» **QUELLENAUSZUG**:
%%

Und was nützt eine gesetzliche Regelung, die einseitig Arbeitnehmern das Recht auf Gestaltung ihrer Arbeitszeit gibt, aber insbesondere den kleinen Unternehmen die Entscheidungsfreiheit und das Recht, die Arbeitszeit in unternehmerischer Verantwortung selbst zu organisieren, nimmt? Für den Arbeitgeber ist damit keine flexible Arbeitsgestaltung mehr möglich. Für ihn bedeutet dies nur eine erheblich kompliziertere Personalplanung. Für viele selbständige Handwerksmeisterinnen und -meister, die nach dem Willen der NGG auch unter das Gesetz fallen sollen, bedeutet dies noch mehr Reglementierung, noch mehr Bürokratie, noch mehr Arbeitsstunden am Schreibtisch, aber deshalb kein Weniger in der Backstube, Werkstatt oder Baustelle. Der Handwerksunternehmer hat dadurch gewiss kein „Mehr an Souveränität der Arbeitszeit“, so wie die Gewerkschaft es für die Mitarbeiter einfordert.

Damit man mich nicht falsch versteht: Ich halte es im Hinblick auf den Fachkräftebedarf der Wirtschaft und der sozialen Sicherung im Alter für sehr wünschenswert, dass berufstätige Mütter die Möglichkeit haben, eine Vollzeit-Stelle auszufüllen. Dass sie es immer noch nicht in dem gewünschten Maße können oder wollen, ist aber doch nicht Schuld der Handwerksunternehmen, sondern ist den unzureichenden Möglichkeiten, Familie und Beruf unter einen Hut zu bekommen, geschuldet. Der eigene Partner und die Familie, die Gesellschaft und die Politik sind erst einmal aufgerufen, ein Bewusstsein und Unterstützungsmöglichkeiten zu schaffen, damit der Anteil der Frauen in Teilzeit sinkt.

Die Forderung, liebe NGG, kleineren Unternehmen in das Teilzeit- und Befristungsgesetz mit einzubeziehen, ihnen damit ein gesellschaftliches Problem aufzubürden und ihnen das Recht auf Eigenbestimmung – auch der eigenen – Arbeitsorganisation zu nehmen, ist ein Denkfehler und für mich auch ein Skandal und spricht nicht für eine Sozialpartnerschaft.

%%

» **VORLIEGENDE ANGABEN**:
%%

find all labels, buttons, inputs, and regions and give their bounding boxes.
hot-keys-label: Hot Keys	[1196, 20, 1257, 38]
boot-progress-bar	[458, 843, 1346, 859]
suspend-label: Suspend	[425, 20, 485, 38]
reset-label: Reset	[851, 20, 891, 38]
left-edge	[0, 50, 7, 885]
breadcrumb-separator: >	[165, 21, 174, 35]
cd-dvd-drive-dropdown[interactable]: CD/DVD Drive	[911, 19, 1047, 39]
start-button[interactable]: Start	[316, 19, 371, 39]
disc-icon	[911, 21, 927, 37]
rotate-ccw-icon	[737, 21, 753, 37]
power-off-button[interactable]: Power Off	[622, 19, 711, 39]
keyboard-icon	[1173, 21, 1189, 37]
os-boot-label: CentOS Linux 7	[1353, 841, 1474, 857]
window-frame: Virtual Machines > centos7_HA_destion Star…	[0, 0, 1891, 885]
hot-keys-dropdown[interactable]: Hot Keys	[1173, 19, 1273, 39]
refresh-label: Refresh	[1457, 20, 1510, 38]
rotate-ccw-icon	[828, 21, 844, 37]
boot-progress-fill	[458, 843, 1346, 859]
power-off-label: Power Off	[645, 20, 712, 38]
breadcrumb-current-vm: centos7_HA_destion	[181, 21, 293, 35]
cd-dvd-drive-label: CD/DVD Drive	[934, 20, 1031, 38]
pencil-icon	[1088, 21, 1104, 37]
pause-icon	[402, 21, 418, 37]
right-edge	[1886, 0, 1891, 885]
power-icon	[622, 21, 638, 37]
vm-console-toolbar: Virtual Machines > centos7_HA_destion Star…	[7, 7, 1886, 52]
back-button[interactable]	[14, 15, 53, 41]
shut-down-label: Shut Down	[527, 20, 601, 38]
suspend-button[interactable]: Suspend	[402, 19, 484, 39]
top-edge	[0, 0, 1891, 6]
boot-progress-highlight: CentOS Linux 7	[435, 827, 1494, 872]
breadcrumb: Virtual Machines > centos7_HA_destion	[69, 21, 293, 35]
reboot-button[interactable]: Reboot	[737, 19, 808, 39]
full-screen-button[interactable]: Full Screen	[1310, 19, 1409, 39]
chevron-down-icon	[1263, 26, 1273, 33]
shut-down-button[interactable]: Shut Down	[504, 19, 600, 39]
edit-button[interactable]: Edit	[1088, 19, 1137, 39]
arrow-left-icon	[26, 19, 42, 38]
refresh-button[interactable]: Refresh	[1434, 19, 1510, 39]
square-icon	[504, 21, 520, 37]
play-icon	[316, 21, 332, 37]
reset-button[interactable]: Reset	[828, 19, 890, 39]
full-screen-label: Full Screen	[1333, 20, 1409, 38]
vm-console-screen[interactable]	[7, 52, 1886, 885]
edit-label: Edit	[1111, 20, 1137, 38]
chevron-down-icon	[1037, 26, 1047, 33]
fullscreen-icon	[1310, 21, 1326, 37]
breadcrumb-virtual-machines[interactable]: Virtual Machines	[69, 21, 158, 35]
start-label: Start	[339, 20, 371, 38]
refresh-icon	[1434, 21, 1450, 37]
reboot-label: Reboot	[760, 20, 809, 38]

%%

» **ARBEITSAUFTRAG**:
Zählen Sie alle Akteure auf, die laut Quellenauszug oben aufgerufen sind, ein Bewusstsein und Unterstützungsmöglichkeiten zu schaffen, damit der Anteil der Frauen in Teilzeit sinkt.

» **LÖSUNG**:
Der eigene Partner, die Familie, die Gesellschaft und die Politik.